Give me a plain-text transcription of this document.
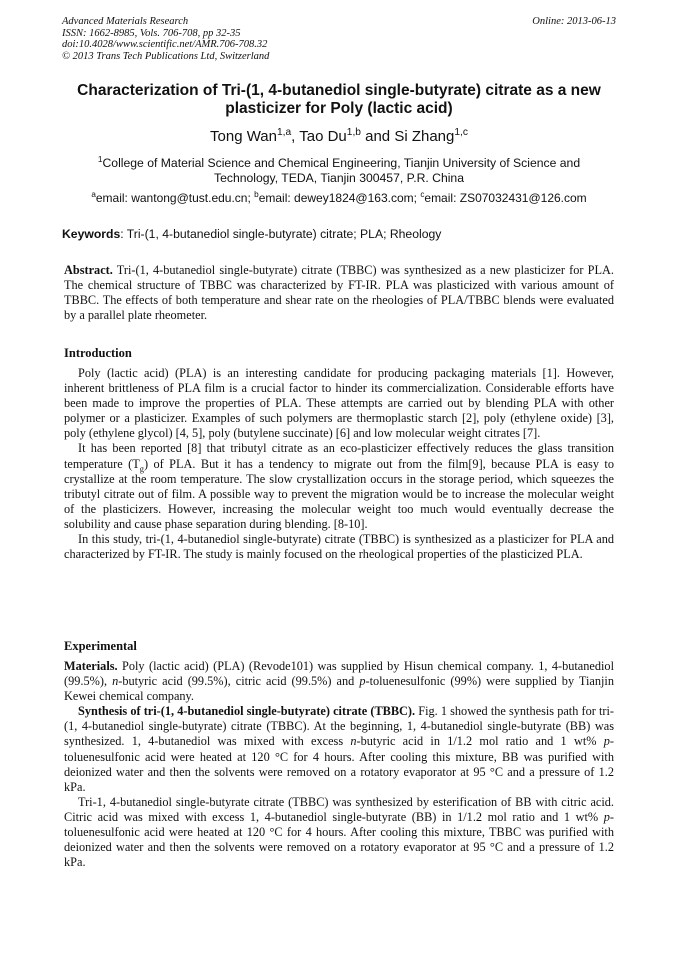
Advanced Materials Research
ISSN: 1662-8985, Vols. 706-708, pp 32-35
doi:10.4028/www.scientific.net/AMR.706-708.32
© 2013 Trans Tech Publications Ltd, Switzerland
Online: 2013-06-13
Characterization of Tri-(1, 4-butanediol single-butyrate) citrate as a new plasticizer for Poly (lactic acid)
Tong Wan$^{1,a}$, Tao Du$^{1,b}$ and Si Zhang$^{1,c}$
$^1$College of Material Science and Chemical Engineering, Tianjin University of Science and Technology, TEDA, Tianjin 300457, P.R. China
$^a$email: wantong@tust.edu.cn; $^b$email: dewey1824@163.com; $^c$email: ZS07032431@126.com
Keywords: Tri-(1, 4-butanediol single-butyrate) citrate; PLA; Rheology

Abstract. Tri-(1, 4-butanediol single-butyrate) citrate (TBBC) was synthesized as a new plasticizer for PLA. The chemical structure of TBBC was characterized by FT-IR. PLA was plasticized with various amount of TBBC. The effects of both temperature and shear rate on the rheologies of PLA/TBBC blends were evaluated by a parallel plate rheometer.

Introduction

Poly (lactic acid) (PLA) is an interesting candidate for producing packaging materials [1]. However, inherent brittleness of PLA film is a crucial factor to hinder its commercialization. Considerable efforts have been made to improve the properties of PLA. These attempts are carried out by blending PLA with other polymer or a plasticizer. Examples of such polymers are thermoplastic starch [2], poly (ethylene oxide) [3], poly (ethylene glycol) [4, 5], poly (butylene succinate) [6] and low molecular weight citrates [7].

It has been reported [8] that tributyl citrate as an eco-plasticizer effectively reduces the glass transition temperature $(T_g)$ of PLA. But it has a tendency to migrate out from the film[9], because PLA is easy to crystallize at the room temperature. The slow crystallization occurs in the storage period, which squeezes the tributyl citrate out of film. A possible way to prevent the migration would be to increase the molecular weight of the plasticizers. However, increasing the molecular weight too much would eventually decrease the solubility and cause phase separation during blending. [8-10].

In this study, tri-(1, 4-butanediol single-butyrate) citrate (TBBC) is synthesized as a plasticizer for PLA and characterized by FT-IR. The study is mainly focused on the rheological properties of the plasticized PLA.

Experimental

Materials. Poly (lactic acid) (PLA) (Revode101) was supplied by Hisun chemical company. 1, 4-butanediol (99.5%), n-butyric acid (99.5%), citric acid (99.5%) and p-toluenesulfonic (99%) were supplied by Tianjin Kewei chemical company.

Synthesis of tri-(1, 4-butanediol single-butyrate) citrate (TBBC). Fig. 1 showed the synthesis path for tri-(1, 4-butanediol single-butyrate) citrate (TBBC). At the beginning, 1, 4-butanediol single-butyrate (BB) was synthesized. 1, 4-butanediol was mixed with excess n-butyric acid in 1/1.2 mol ratio and 1 wt% p-toluenesulfonic acid were heated at 120 °C for 4 hours. After cooling this mixture, BB was purified with deionized water and then the solvents were removed on a rotatory evaporator at 95 °C and a pressure of 1.2 kPa.

Tri-1, 4-butanediol single-butyrate citrate (TBBC) was synthesized by esterification of BB with citric acid. Citric acid was mixed with excess 1, 4-butanediol single-butyrate (BB) in 1/1.2 mol ratio and 1 wt% p-toluenesulfonic acid were heated at 120 °C for 4 hours. After cooling this mixture, TBBC was purified with deionized water and then the solvents were removed on a rotatory evaporator at 95 °C and a pressure of 1.2 kPa.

# # # # #

THE EXERCISE → Give the material again exactly as it is, but keep the pictures out.

REPLY TO THE EXERCISE →
Give me a plain-text transcription of this document.
Advanced Materials Research
ISSN: 1662-8985, Vols. 706-708, pp 32-35
doi:10.4028/www.scientific.net/AMR.706-708.32
© 2013 Trans Tech Publications Ltd, Switzerland
Online: 2013-06-13
Characterization of Tri-(1, 4-butanediol single-butyrate) citrate as a new plasticizer for Poly (lactic acid)
Tong Wan$^{1,a}$, Tao Du$^{1,b}$ and Si Zhang$^{1,c}$
$^1$College of Material Science and Chemical Engineering, Tianjin University of Science and Technology, TEDA, Tianjin 300457, P.R. China
$^a$email: wantong@tust.edu.cn; $^b$email: dewey1824@163.com; $^c$email: ZS07032431@126.com
Keywords: Tri-(1, 4-butanediol single-butyrate) citrate; PLA; Rheology

Abstract. Tri-(1, 4-butanediol single-butyrate) citrate (TBBC) was synthesized as a new plasticizer for PLA. The chemical structure of TBBC was characterized by FT-IR. PLA was plasticized with various amount of TBBC. The effects of both temperature and shear rate on the rheologies of PLA/TBBC blends were evaluated by a parallel plate rheometer.

Introduction

Poly (lactic acid) (PLA) is an interesting candidate for producing packaging materials [1]. However, inherent brittleness of PLA film is a crucial factor to hinder its commercialization. Considerable efforts have been made to improve the properties of PLA. These attempts are carried out by blending PLA with other polymer or a plasticizer. Examples of such polymers are thermoplastic starch [2], poly (ethylene oxide) [3], poly (ethylene glycol) [4, 5], poly (butylene succinate) [6] and low molecular weight citrates [7].

It has been reported [8] that tributyl citrate as an eco-plasticizer effectively reduces the glass transition temperature $(T_g)$ of PLA. But it has a tendency to migrate out from the film[9], because PLA is easy to crystallize at the room temperature. The slow crystallization occurs in the storage period, which squeezes the tributyl citrate out of film. A possible way to prevent the migration would be to increase the molecular weight of the plasticizers. However, increasing the molecular weight too much would eventually decrease the solubility and cause phase separation during blending. [8-10].

In this study, tri-(1, 4-butanediol single-butyrate) citrate (TBBC) is synthesized as a plasticizer for PLA and characterized by FT-IR. The study is mainly focused on the rheological properties of the plasticized PLA.

Experimental

Materials. Poly (lactic acid) (PLA) (Revode101) was supplied by Hisun chemical company. 1, 4-butanediol (99.5%), n-butyric acid (99.5%), citric acid (99.5%) and p-toluenesulfonic (99%) were supplied by Tianjin Kewei chemical company.

Synthesis of tri-(1, 4-butanediol single-butyrate) citrate (TBBC). Fig. 1 showed the synthesis path for tri-(1, 4-butanediol single-butyrate) citrate (TBBC). At the beginning, 1, 4-butanediol single-butyrate (BB) was synthesized. 1, 4-butanediol was mixed with excess n-butyric acid in 1/1.2 mol ratio and 1 wt% p-toluenesulfonic acid were heated at 120 °C for 4 hours. After cooling this mixture, BB was purified with deionized water and then the solvents were removed on a rotatory evaporator at 95 °C and a pressure of 1.2 kPa.

Tri-1, 4-butanediol single-butyrate citrate (TBBC) was synthesized by esterification of BB with citric acid. Citric acid was mixed with excess 1, 4-butanediol single-butyrate (BB) in 1/1.2 mol ratio and 1 wt% p-toluenesulfonic acid were heated at 120 °C for 4 hours. After cooling this mixture, TBBC was purified with deionized water and then the solvents were removed on a rotatory evaporator at 95 °C and a pressure of 1.2 kPa.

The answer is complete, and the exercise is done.